> PROBLEM DETAILS: Records follow. Copy every line with "title".

> DATASET RECORDS:
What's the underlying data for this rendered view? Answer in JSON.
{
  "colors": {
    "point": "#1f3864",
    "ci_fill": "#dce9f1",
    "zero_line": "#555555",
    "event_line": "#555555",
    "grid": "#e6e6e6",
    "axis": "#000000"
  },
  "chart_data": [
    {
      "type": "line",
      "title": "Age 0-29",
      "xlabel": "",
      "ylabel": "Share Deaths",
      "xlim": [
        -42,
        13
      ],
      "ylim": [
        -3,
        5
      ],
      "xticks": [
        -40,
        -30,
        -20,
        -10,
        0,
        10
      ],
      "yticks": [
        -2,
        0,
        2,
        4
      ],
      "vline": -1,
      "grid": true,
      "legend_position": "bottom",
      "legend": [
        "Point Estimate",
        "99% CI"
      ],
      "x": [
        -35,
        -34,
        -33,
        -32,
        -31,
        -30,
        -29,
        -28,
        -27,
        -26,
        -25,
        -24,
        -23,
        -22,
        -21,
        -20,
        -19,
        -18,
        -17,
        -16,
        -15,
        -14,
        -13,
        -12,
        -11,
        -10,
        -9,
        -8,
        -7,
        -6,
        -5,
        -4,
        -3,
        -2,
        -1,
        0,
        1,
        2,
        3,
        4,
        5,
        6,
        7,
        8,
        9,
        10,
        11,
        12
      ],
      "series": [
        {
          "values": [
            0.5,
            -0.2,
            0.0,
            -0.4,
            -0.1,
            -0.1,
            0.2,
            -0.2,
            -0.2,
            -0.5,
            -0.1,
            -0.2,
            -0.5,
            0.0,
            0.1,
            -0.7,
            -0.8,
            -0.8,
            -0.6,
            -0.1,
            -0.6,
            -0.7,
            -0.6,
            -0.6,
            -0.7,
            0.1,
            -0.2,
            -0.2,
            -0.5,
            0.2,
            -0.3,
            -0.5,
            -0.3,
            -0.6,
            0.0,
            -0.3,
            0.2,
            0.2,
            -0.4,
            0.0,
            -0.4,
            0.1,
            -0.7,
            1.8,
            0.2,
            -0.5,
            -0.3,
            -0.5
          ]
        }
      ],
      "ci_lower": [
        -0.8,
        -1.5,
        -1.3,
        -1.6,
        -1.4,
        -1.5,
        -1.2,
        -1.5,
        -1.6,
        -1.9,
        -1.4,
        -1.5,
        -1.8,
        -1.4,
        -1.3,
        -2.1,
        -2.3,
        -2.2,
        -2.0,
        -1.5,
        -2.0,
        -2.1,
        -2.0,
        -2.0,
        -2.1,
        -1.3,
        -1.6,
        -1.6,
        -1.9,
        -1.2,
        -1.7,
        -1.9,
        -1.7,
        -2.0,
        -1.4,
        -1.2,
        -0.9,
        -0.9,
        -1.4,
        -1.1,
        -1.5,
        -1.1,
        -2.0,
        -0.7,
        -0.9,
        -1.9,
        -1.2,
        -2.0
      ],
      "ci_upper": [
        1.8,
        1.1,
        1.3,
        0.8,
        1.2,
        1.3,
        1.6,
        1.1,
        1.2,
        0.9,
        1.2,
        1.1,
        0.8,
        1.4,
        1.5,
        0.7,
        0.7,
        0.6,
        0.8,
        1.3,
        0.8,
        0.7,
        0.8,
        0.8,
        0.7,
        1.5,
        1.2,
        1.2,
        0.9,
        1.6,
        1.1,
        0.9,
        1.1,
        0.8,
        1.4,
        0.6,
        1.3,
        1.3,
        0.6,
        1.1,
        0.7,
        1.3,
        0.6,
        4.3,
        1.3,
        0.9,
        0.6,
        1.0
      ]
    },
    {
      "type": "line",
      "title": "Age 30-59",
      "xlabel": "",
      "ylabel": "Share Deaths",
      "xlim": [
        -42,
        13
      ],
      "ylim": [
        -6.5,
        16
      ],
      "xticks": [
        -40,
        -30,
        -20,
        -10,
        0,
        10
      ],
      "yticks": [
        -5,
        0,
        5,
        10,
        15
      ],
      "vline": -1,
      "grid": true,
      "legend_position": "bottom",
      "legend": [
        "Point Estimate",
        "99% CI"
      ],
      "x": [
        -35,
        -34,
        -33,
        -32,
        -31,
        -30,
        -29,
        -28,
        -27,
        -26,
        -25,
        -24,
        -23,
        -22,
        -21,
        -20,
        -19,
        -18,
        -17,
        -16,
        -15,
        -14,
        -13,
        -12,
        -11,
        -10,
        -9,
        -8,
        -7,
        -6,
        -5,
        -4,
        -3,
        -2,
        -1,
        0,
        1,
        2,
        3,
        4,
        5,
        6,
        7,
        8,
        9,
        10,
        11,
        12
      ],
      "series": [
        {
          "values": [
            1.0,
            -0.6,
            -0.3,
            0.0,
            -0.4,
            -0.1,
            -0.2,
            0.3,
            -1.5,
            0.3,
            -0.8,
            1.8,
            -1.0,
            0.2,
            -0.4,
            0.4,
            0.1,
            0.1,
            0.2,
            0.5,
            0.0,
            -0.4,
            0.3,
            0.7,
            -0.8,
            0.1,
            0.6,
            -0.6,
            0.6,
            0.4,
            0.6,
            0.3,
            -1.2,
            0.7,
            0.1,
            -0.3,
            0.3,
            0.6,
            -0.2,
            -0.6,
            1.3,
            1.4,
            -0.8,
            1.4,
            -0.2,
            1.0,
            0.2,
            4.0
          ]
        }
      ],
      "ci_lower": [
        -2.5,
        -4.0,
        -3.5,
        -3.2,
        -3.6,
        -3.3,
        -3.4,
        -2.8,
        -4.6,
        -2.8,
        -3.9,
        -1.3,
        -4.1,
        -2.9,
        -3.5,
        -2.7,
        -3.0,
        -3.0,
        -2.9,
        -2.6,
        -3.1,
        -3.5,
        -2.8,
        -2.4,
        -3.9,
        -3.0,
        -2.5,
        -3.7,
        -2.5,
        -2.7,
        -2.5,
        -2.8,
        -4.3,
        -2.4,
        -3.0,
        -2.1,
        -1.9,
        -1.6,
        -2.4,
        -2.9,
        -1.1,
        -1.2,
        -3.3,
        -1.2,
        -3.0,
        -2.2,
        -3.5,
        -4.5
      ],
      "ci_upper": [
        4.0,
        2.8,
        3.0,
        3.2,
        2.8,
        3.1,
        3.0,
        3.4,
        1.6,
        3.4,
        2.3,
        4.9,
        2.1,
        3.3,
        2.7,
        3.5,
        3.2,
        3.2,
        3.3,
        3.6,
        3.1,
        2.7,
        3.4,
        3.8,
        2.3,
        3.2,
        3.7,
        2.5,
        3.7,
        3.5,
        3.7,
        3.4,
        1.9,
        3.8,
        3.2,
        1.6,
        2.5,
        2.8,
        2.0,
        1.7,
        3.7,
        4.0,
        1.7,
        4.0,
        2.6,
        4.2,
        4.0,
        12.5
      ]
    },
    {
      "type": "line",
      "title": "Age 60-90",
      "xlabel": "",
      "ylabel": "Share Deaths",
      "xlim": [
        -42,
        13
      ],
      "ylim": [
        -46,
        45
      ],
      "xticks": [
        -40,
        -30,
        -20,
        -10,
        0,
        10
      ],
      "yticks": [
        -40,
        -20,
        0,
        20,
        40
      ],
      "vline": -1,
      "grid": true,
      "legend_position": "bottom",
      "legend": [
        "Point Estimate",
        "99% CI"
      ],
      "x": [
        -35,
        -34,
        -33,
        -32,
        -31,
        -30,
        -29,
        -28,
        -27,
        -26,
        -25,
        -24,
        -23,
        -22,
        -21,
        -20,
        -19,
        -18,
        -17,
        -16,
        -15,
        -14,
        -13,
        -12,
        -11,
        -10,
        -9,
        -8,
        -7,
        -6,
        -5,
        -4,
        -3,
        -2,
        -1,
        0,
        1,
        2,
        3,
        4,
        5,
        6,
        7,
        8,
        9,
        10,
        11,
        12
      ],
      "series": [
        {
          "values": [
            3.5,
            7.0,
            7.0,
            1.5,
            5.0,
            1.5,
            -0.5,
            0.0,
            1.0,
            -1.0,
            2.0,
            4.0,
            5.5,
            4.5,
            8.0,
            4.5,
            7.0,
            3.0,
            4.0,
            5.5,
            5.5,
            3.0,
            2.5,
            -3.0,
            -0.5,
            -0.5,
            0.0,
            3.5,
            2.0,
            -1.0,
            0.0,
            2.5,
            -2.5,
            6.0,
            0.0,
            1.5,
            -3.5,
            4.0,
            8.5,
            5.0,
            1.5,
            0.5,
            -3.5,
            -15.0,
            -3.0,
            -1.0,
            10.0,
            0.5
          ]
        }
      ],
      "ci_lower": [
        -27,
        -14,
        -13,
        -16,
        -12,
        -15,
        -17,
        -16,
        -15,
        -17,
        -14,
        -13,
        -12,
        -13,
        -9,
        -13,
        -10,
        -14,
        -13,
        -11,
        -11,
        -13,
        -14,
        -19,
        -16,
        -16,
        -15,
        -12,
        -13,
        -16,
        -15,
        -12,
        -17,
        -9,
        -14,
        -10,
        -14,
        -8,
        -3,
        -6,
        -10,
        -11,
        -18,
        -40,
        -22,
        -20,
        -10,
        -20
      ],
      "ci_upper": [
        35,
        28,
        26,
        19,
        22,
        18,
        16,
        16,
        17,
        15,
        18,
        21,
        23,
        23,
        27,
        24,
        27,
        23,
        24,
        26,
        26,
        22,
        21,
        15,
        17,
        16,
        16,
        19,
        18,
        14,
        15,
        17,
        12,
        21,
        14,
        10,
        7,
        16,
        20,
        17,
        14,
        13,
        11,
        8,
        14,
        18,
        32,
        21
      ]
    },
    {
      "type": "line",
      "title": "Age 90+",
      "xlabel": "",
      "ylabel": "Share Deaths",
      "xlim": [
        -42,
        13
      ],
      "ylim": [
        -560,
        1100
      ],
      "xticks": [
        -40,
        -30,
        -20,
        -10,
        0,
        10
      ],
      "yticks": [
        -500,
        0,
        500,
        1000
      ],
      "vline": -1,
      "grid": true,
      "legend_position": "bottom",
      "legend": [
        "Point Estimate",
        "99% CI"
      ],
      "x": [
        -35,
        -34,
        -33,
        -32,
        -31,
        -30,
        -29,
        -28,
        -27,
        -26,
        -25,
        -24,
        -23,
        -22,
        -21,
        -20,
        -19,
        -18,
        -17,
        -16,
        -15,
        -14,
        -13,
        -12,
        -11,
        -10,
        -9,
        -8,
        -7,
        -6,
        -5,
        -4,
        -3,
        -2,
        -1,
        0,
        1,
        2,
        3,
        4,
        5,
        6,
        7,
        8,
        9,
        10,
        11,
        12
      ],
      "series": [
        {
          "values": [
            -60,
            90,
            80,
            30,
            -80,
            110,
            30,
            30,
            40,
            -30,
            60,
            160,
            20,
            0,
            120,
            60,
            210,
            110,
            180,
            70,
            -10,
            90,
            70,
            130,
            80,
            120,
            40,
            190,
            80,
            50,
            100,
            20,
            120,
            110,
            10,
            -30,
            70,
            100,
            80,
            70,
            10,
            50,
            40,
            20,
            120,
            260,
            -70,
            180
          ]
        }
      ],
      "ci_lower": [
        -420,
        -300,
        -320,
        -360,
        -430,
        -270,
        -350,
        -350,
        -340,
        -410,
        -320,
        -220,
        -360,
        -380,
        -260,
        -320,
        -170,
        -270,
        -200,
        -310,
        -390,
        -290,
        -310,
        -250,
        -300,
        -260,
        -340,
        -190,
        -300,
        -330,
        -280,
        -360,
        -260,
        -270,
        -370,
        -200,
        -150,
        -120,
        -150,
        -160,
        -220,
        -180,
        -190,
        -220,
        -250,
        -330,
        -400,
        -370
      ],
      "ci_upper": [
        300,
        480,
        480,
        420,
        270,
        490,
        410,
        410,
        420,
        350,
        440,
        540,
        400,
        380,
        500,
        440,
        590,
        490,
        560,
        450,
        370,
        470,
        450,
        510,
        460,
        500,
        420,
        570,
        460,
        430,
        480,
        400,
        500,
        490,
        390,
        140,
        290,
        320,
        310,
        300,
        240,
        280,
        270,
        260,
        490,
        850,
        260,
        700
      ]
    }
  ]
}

> SOLUTION FOR THIS TASK:
      "title": "Age 0-29",
      "title": "Age 30-59",
      "title": "Age 60-90",
      "title": "Age 90+",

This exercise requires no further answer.